TASK GOAL - Reproduce the entries in full, with no changes.

>> begin

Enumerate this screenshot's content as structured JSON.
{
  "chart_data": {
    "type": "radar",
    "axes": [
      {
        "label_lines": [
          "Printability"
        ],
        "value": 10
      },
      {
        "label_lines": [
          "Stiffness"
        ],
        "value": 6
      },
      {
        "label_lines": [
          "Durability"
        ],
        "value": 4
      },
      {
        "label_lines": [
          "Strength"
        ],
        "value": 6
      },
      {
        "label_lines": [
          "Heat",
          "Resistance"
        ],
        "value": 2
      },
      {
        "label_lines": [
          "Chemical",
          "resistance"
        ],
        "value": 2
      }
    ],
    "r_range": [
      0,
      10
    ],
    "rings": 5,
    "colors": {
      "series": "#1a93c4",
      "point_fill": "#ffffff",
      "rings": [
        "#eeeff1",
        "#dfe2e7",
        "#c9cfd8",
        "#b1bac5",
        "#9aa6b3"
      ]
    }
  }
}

>> end

COMPLETE OUTPUT -
Enumerate this screenshot's content as structured JSON.
{
  "chart_data": {
    "type": "radar",
    "axes": [
      {
        "label_lines": [
          "Printability"
        ],
        "value": 10
      },
      {
        "label_lines": [
          "Stiffness"
        ],
        "value": 6
      },
      {
        "label_lines": [
          "Durability"
        ],
        "value": 4
      },
      {
        "label_lines": [
          "Strength"
        ],
        "value": 6
      },
      {
        "label_lines": [
          "Heat",
          "Resistance"
        ],
        "value": 2
      },
      {
        "label_lines": [
          "Chemical",
          "resistance"
        ],
        "value": 2
      }
    ],
    "r_range": [
      0,
      10
    ],
    "rings": 5,
    "colors": {
      "series": "#1a93c4",
      "point_fill": "#ffffff",
      "rings": [
        "#eeeff1",
        "#dfe2e7",
        "#c9cfd8",
        "#b1bac5",
        "#9aa6b3"
      ]
    }
  }
}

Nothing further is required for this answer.